What the task requires = Please retype the part of the XSS prevention page starting at "This software is" and ending at "chandrashekherpolimera | email: chandrashekher@techie.com)", keeping every character unchanged.

Excerpt =
Web-Security
Securing web application by preventing cross site scripting (XSS) attack across the browsers.
Copyright (randomrise.com)
Copyright © http://randomrise.com, as an published work. All rights reserved.
This software is the property of randomrise technology
This software intend to provide open source (FREE TO USE) but any reproduction is not allowed
@contact: http://randomrise.com
@author: ChandraShekher Polimera (linkedin: chandrashekherpolimera | email: chandrashekher@techie.com)
@github: https://github.com/chandragithub/web-security
@date: 14/08/2016
@version: 0.0.3 (beta)
Description:
It prevents cross site scripting (xss) attack across the browsers.
what is a cross site scripting attack (xss)?
Cross-site scripting (XSS) is a code injection attack that allows an attacker to execute malicious JavaScript in another user's browser
Types of XSS attack?
- Persistent XSS
where the malicious string originates from the website's database.
- Reflected XSS
where the malicious string originates from the victim's request.
- DOM-based XSS
where the vulnerability is in the client-side code rather than the server-side code.
Prevention Method:
- @param: unSafeHtmlString
escape(param) {};
- @param: unSafeHtmlString
strictEscape(param) {};
- @param: safeHtmlString
reverseEscape(param) {};
- @param: safeHtmlString
unescape(param) {};
- @param: unSafeHtmlString
removeUnsafe(param) {};
- safeUrl() {};
- unSafeUrl() {};
Installation
NodeJs
npm install web-security
API
var xs = require('web-security')
Browser
<script type="text/javascript" src="web-security.js"> </script>
<script>
var xs = webSecurity;
</script>
Usage.
escape
var htmlStr = "<script> alert(document.cookie); </script>";
xs.escape(htmlStr);
strictEscape
var htmlStr = "<script> alert(document.cookie); </script>";
xs.strictEscape(htmlStr);
reverseEscape
var htmlStr = "<script> alert(document.cookie); </script>";
xs.reverseEscape(htmlStr);
unescape
var htmlStr = "<script> alert(document.cookie); </script>";
xs.unescape(htmlStr);
removeUnsafe
var htmlStr = "<script> alert(document.cookie); </script>";
xs.removeUnsafe(htmlStr);
removeStrictUnsafe
var htmlStr = "<script> alert(document.cookie); </script>";
xs.removeStrictUnsafe(htmlStr);
safeUrl
var url = "http://randomrise.com/?<script> document.cookie </script>";
xs.safeUrl(url);
unSafeUrl
var url = "http://randomrise.com/?<script> document.cookie </script>";
xs.unSafeUrl(url);

Data under study =

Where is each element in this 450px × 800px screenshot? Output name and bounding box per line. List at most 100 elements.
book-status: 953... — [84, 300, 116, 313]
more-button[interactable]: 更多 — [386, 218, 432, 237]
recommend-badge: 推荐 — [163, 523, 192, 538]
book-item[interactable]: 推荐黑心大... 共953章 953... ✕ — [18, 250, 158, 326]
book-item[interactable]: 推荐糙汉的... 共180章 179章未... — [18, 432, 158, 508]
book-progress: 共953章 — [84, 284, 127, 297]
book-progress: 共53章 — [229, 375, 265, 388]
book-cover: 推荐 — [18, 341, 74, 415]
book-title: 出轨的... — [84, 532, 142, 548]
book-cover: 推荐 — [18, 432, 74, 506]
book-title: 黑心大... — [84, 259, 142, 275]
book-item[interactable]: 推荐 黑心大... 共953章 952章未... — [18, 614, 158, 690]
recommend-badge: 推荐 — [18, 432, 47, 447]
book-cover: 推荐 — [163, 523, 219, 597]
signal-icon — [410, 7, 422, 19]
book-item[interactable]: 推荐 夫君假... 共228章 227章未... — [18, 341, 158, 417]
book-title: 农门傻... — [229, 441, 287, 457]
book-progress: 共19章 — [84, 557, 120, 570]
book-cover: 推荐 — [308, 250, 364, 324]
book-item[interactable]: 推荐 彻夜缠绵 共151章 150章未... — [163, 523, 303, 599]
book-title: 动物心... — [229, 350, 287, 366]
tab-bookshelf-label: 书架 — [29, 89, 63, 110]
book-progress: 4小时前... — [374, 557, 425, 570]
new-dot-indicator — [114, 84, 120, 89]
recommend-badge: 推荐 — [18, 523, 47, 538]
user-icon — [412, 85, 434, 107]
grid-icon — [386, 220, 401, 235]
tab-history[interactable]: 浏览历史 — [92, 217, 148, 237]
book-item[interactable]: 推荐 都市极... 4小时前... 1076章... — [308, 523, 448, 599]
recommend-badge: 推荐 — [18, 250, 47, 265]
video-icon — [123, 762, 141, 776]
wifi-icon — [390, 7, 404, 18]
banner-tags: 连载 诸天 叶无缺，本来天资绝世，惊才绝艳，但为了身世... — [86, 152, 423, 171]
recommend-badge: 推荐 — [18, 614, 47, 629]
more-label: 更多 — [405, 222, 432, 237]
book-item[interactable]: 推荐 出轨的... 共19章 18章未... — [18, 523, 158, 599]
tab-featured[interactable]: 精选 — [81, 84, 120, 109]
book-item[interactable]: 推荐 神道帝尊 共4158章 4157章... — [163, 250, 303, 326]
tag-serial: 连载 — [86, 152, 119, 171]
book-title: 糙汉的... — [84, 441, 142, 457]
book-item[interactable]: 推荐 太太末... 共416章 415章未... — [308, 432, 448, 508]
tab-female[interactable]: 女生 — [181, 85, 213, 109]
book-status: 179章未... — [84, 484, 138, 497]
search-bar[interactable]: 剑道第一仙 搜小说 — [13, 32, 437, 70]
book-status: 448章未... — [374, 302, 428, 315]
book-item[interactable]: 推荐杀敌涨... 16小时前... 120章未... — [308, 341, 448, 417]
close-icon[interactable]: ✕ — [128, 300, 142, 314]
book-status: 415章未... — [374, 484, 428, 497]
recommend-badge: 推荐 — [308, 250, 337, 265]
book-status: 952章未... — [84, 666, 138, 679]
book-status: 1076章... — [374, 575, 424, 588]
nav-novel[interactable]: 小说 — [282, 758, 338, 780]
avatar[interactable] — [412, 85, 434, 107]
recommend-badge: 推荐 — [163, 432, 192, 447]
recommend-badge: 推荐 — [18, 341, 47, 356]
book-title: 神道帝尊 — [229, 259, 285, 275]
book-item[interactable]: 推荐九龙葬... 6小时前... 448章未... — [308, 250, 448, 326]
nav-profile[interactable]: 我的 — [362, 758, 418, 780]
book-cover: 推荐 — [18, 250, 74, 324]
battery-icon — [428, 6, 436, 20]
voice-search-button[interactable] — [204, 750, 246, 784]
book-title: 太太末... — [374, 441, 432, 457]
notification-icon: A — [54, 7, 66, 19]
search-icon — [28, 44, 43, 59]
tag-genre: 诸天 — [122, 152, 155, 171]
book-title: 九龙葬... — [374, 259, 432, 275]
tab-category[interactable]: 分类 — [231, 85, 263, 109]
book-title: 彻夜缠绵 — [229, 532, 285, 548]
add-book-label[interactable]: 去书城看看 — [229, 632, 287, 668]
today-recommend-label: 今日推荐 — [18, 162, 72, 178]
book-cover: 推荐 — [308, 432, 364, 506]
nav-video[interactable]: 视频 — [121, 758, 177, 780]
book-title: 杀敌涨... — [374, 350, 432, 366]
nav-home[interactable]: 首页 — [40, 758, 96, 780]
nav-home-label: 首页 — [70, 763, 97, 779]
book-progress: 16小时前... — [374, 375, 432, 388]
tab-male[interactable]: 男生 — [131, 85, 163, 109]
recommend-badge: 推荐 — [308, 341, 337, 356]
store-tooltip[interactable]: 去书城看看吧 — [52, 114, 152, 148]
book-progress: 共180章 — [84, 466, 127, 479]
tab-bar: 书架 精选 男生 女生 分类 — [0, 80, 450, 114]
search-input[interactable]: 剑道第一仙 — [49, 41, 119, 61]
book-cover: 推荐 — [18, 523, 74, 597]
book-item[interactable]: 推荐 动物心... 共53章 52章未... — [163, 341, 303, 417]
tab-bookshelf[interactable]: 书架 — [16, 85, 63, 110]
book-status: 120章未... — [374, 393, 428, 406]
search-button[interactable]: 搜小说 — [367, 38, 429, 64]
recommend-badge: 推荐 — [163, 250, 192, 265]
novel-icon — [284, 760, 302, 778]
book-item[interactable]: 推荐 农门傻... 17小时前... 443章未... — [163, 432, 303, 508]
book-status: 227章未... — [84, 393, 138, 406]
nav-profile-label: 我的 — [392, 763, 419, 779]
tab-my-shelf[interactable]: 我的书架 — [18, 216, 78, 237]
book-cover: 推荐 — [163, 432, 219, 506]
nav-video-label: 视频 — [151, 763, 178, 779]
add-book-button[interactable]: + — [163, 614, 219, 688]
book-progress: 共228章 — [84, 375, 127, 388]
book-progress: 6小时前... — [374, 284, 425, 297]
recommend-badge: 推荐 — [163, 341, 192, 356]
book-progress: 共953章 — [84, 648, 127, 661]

The completed task =
This software is the property of randomrise technology
This software intend to provide open source (FREE TO USE) but any reproduction is not allowed
@contact: http://randomrise.com
@author: ChandraShekher Polimera (linkedin: chandrashekherpolimera | email: chandrashekher@techie.com)